[Collected data entries]
........
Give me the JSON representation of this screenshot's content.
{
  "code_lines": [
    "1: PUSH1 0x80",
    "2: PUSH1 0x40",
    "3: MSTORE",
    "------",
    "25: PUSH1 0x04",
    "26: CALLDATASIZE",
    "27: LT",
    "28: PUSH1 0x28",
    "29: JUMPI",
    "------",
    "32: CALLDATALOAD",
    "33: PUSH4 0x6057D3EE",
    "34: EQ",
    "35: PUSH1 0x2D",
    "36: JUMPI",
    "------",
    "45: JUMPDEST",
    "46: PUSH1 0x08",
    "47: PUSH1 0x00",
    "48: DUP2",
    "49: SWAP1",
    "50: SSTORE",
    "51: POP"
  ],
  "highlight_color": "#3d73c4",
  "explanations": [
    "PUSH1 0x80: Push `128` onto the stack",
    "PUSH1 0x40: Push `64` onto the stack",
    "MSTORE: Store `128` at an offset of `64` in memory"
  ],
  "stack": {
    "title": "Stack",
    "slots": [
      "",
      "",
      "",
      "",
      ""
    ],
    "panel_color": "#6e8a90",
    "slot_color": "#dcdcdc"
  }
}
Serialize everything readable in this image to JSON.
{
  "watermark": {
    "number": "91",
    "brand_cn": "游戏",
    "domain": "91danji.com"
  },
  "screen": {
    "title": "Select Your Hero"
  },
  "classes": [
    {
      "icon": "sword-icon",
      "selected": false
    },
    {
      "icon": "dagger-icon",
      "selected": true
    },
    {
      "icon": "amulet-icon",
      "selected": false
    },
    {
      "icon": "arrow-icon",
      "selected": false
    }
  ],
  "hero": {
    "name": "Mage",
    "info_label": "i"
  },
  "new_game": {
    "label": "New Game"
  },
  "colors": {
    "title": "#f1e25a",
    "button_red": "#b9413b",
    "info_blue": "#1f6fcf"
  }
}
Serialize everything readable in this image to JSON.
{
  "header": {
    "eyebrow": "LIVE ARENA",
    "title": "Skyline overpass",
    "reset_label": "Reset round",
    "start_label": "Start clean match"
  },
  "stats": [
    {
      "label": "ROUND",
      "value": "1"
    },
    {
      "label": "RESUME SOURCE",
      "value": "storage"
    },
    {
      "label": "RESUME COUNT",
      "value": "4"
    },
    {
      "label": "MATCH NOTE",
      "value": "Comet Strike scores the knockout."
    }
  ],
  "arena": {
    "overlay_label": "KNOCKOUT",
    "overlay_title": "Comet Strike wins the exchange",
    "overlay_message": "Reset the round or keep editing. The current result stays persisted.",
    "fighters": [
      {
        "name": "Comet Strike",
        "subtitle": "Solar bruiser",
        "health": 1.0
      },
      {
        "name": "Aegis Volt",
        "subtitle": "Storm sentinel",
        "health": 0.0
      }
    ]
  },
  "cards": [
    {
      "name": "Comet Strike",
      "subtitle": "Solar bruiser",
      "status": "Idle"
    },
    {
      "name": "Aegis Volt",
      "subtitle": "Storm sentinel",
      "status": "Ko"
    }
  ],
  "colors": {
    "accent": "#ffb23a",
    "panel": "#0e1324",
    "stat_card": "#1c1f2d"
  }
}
........
# Directions for this task:
Collect, from the material above, every line containing the word "name".

# The response:
    "name": "Mage",
        "name": "Comet Strike",
        "name": "Aegis Volt",
      "name": "Comet Strike",
      "name": "Aegis Volt",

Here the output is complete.